## DATA TO USE

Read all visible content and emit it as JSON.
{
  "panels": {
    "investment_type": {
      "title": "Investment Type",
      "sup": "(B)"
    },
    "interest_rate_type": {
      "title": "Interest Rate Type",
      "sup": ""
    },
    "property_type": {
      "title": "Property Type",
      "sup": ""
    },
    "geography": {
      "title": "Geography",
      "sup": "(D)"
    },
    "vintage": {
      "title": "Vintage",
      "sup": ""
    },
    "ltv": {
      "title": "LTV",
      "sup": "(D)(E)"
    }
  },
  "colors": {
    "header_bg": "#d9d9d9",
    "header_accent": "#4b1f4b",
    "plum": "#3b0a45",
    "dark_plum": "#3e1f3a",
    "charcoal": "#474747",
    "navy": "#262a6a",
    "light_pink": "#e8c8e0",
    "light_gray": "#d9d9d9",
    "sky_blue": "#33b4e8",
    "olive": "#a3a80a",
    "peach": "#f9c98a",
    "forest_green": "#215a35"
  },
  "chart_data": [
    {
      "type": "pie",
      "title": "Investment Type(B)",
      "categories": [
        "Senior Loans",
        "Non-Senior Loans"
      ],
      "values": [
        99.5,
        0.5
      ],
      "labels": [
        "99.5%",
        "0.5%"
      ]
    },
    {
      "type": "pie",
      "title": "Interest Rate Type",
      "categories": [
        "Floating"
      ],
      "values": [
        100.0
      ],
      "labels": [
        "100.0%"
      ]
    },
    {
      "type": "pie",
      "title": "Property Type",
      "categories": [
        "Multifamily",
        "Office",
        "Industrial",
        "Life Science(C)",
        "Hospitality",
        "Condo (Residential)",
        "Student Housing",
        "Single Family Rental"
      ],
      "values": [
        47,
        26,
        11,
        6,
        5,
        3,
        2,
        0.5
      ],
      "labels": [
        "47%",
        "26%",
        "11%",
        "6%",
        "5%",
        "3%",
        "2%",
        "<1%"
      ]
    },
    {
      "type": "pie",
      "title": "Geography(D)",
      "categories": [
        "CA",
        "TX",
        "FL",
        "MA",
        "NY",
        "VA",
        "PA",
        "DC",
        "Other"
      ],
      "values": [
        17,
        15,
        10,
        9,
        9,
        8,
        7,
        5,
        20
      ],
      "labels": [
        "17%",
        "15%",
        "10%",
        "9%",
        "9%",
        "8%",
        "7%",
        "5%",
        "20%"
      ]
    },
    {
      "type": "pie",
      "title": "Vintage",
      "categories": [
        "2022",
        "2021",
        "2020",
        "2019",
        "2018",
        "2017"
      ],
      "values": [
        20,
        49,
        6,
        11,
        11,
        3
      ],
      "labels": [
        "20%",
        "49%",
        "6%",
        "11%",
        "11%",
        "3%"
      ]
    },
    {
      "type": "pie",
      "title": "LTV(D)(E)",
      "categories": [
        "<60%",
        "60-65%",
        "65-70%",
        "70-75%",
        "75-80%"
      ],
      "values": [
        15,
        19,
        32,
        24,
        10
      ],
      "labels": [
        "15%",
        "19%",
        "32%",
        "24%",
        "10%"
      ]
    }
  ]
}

## WHAT YOU NEED TO DO
Repeat each entry word for word.

## THE REPLY
Read all visible content and emit it as JSON.
{
  "panels": {
    "investment_type": {
      "title": "Investment Type",
      "sup": "(B)"
    },
    "interest_rate_type": {
      "title": "Interest Rate Type",
      "sup": ""
    },
    "property_type": {
      "title": "Property Type",
      "sup": ""
    },
    "geography": {
      "title": "Geography",
      "sup": "(D)"
    },
    "vintage": {
      "title": "Vintage",
      "sup": ""
    },
    "ltv": {
      "title": "LTV",
      "sup": "(D)(E)"
    }
  },
  "colors": {
    "header_bg": "#d9d9d9",
    "header_accent": "#4b1f4b",
    "plum": "#3b0a45",
    "dark_plum": "#3e1f3a",
    "charcoal": "#474747",
    "navy": "#262a6a",
    "light_pink": "#e8c8e0",
    "light_gray": "#d9d9d9",
    "sky_blue": "#33b4e8",
    "olive": "#a3a80a",
    "peach": "#f9c98a",
    "forest_green": "#215a35"
  },
  "chart_data": [
    {
      "type": "pie",
      "title": "Investment Type(B)",
      "categories": [
        "Senior Loans",
        "Non-Senior Loans"
      ],
      "values": [
        99.5,
        0.5
      ],
      "labels": [
        "99.5%",
        "0.5%"
      ]
    },
    {
      "type": "pie",
      "title": "Interest Rate Type",
      "categories": [
        "Floating"
      ],
      "values": [
        100.0
      ],
      "labels": [
        "100.0%"
      ]
    },
    {
      "type": "pie",
      "title": "Property Type",
      "categories": [
        "Multifamily",
        "Office",
        "Industrial",
        "Life Science(C)",
        "Hospitality",
        "Condo (Residential)",
        "Student Housing",
        "Single Family Rental"
      ],
      "values": [
        47,
        26,
        11,
        6,
        5,
        3,
        2,
        0.5
      ],
      "labels": [
        "47%",
        "26%",
        "11%",
        "6%",
        "5%",
        "3%",
        "2%",
        "<1%"
      ]
    },
    {
      "type": "pie",
      "title": "Geography(D)",
      "categories": [
        "CA",
        "TX",
        "FL",
        "MA",
        "NY",
        "VA",
        "PA",
        "DC",
        "Other"
      ],
      "values": [
        17,
        15,
        10,
        9,
        9,
        8,
        7,
        5,
        20
      ],
      "labels": [
        "17%",
        "15%",
        "10%",
        "9%",
        "9%",
        "8%",
        "7%",
        "5%",
        "20%"
      ]
    },
    {
      "type": "pie",
      "title": "Vintage",
      "categories": [
        "2022",
        "2021",
        "2020",
        "2019",
        "2018",
        "2017"
      ],
      "values": [
        20,
        49,
        6,
        11,
        11,
        3
      ],
      "labels": [
        "20%",
        "49%",
        "6%",
        "11%",
        "11%",
        "3%"
      ]
    },
    {
      "type": "pie",
      "title": "LTV(D)(E)",
      "categories": [
        "<60%",
        "60-65%",
        "65-70%",
        "70-75%",
        "75-80%"
      ],
      "values": [
        15,
        19,
        32,
        24,
        10
      ],
      "labels": [
        "15%",
        "19%",
        "32%",
        "24%",
        "10%"
      ]
    }
  ]
}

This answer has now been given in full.